• EXERCISE OBJECTIVE: Transcribe every entry below word for word, but skip the pictures.

• MATERIAL FOR THIS TASK:
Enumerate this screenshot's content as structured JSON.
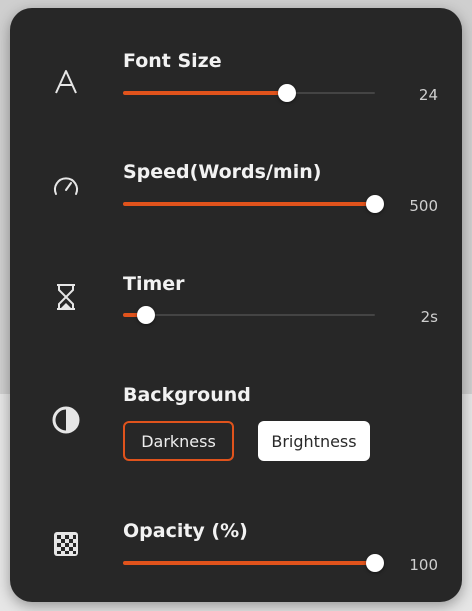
{
  "settings": {
    "font_size": {
      "icon": "font-size-icon",
      "label": "Font Size",
      "value_label": "24",
      "level_percent": 65
    },
    "speed": {
      "icon": "speedometer-icon",
      "label": "Speed(Words/min)",
      "value_label": "500",
      "level_percent": 100
    },
    "timer": {
      "icon": "hourglass-icon",
      "label": "Timer",
      "value_label": "2s",
      "level_percent": 9
    },
    "background": {
      "icon": "contrast-icon",
      "label": "Background",
      "options": [
        "Darkness",
        "Brightness"
      ],
      "selected": "Darkness"
    },
    "opacity": {
      "icon": "checkerboard-icon",
      "label": "Opacity (%)",
      "value_label": "100",
      "level_percent": 100
    }
  },
  "colors": {
    "panel_bg": "#272727",
    "accent": "#e0531c",
    "text": "#f2f2f2",
    "thumb": "#ffffff"
  }
}
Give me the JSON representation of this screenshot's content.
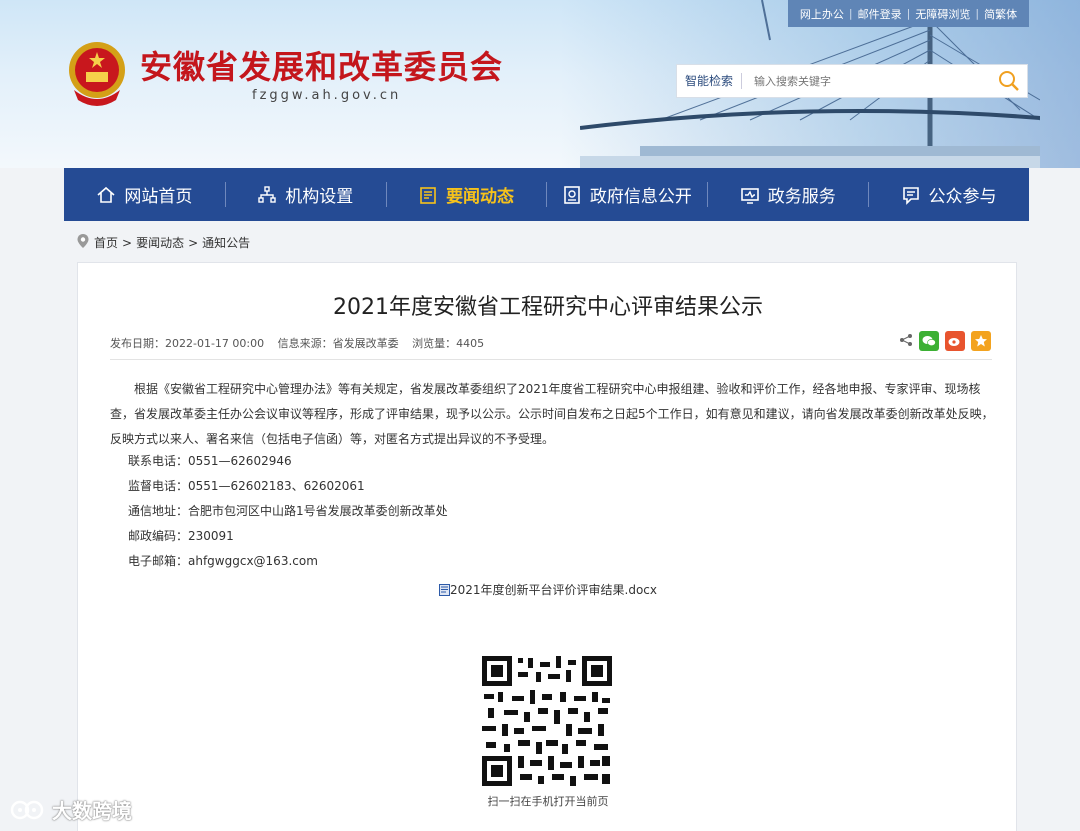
{
  "header": {
    "site_title": "安徽省发展和改革委员会",
    "site_domain": "fzggw.ah.gov.cn",
    "top_links": [
      "网上办公",
      "邮件登录",
      "无障碍浏览",
      "简繁体"
    ],
    "search": {
      "label": "智能检索",
      "placeholder": "输入搜索关键字"
    }
  },
  "nav": {
    "items": [
      {
        "label": "网站首页",
        "icon": "home-icon"
      },
      {
        "label": "机构设置",
        "icon": "org-icon"
      },
      {
        "label": "要闻动态",
        "icon": "news-icon"
      },
      {
        "label": "政府信息公开",
        "icon": "info-icon"
      },
      {
        "label": "政务服务",
        "icon": "service-icon"
      },
      {
        "label": "公众参与",
        "icon": "participate-icon"
      }
    ],
    "active_index": 2
  },
  "breadcrumb": {
    "items": [
      "首页",
      "要闻动态",
      "通知公告"
    ],
    "separator": ">"
  },
  "article": {
    "title": "2021年度安徽省工程研究中心评审结果公示",
    "meta": {
      "date": "发布日期：2022-01-17 00:00",
      "source": "信息来源：省发展改革委",
      "views": "浏览量：4405"
    },
    "body": "根据《安徽省工程研究中心管理办法》等有关规定，省发展改革委组织了2021年度省工程研究中心申报组建、验收和评价工作，经各地申报、专家评审、现场核查，省发展改革委主任办公会议审议等程序，形成了评审结果，现予以公示。公示时间自发布之日起5个工作日，如有意见和建议，请向省发展改革委创新改革处反映，反映方式以来人、署名来信（包括电子信函）等，对匿名方式提出异议的不予受理。",
    "contacts": [
      "联系电话：0551—62602946",
      "监督电话：0551—62602183、62602061",
      "通信地址：合肥市包河区中山路1号省发展改革委创新改革处",
      "邮政编码：230091",
      "电子邮箱：ahfgwggcx@163.com"
    ],
    "attachment": "2021年度创新平台评价评审结果.docx",
    "qr_caption": "扫一扫在手机打开当前页"
  },
  "watermark": "大数跨境",
  "colors": {
    "nav_bg": "#254b94",
    "nav_active": "#f6c21b",
    "title_red": "#c4161c",
    "toplinks_bg": "#5f85b6"
  }
}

• EXPECTED OUTPUT:
Enumerate this screenshot's content as structured JSON.
{
  "settings": {
    "font_size": {
      "icon": "font-size-icon",
      "label": "Font Size",
      "value_label": "24",
      "level_percent": 65
    },
    "speed": {
      "icon": "speedometer-icon",
      "label": "Speed(Words/min)",
      "value_label": "500",
      "level_percent": 100
    },
    "timer": {
      "icon": "hourglass-icon",
      "label": "Timer",
      "value_label": "2s",
      "level_percent": 9
    },
    "background": {
      "icon": "contrast-icon",
      "label": "Background",
      "options": [
        "Darkness",
        "Brightness"
      ],
      "selected": "Darkness"
    },
    "opacity": {
      "icon": "checkerboard-icon",
      "label": "Opacity (%)",
      "value_label": "100",
      "level_percent": 100
    }
  },
  "colors": {
    "panel_bg": "#272727",
    "accent": "#e0531c",
    "text": "#f2f2f2",
    "thumb": "#ffffff"
  }
}
Give me the JSON representation of this screenshot's content.
{
  "header": {
    "site_title": "安徽省发展和改革委员会",
    "site_domain": "fzggw.ah.gov.cn",
    "top_links": [
      "网上办公",
      "邮件登录",
      "无障碍浏览",
      "简繁体"
    ],
    "search": {
      "label": "智能检索",
      "placeholder": "输入搜索关键字"
    }
  },
  "nav": {
    "items": [
      {
        "label": "网站首页",
        "icon": "home-icon"
      },
      {
        "label": "机构设置",
        "icon": "org-icon"
      },
      {
        "label": "要闻动态",
        "icon": "news-icon"
      },
      {
        "label": "政府信息公开",
        "icon": "info-icon"
      },
      {
        "label": "政务服务",
        "icon": "service-icon"
      },
      {
        "label": "公众参与",
        "icon": "participate-icon"
      }
    ],
    "active_index": 2
  },
  "breadcrumb": {
    "items": [
      "首页",
      "要闻动态",
      "通知公告"
    ],
    "separator": ">"
  },
  "article": {
    "title": "2021年度安徽省工程研究中心评审结果公示",
    "meta": {
      "date": "发布日期：2022-01-17 00:00",
      "source": "信息来源：省发展改革委",
      "views": "浏览量：4405"
    },
    "body": "根据《安徽省工程研究中心管理办法》等有关规定，省发展改革委组织了2021年度省工程研究中心申报组建、验收和评价工作，经各地申报、专家评审、现场核查，省发展改革委主任办公会议审议等程序，形成了评审结果，现予以公示。公示时间自发布之日起5个工作日，如有意见和建议，请向省发展改革委创新改革处反映，反映方式以来人、署名来信（包括电子信函）等，对匿名方式提出异议的不予受理。",
    "contacts": [
      "联系电话：0551—62602946",
      "监督电话：0551—62602183、62602061",
      "通信地址：合肥市包河区中山路1号省发展改革委创新改革处",
      "邮政编码：230091",
      "电子邮箱：ahfgwggcx@163.com"
    ],
    "attachment": "2021年度创新平台评价评审结果.docx",
    "qr_caption": "扫一扫在手机打开当前页"
  },
  "watermark": "大数跨境",
  "colors": {
    "nav_bg": "#254b94",
    "nav_active": "#f6c21b",
    "title_red": "#c4161c",
    "toplinks_bg": "#5f85b6"
  }
}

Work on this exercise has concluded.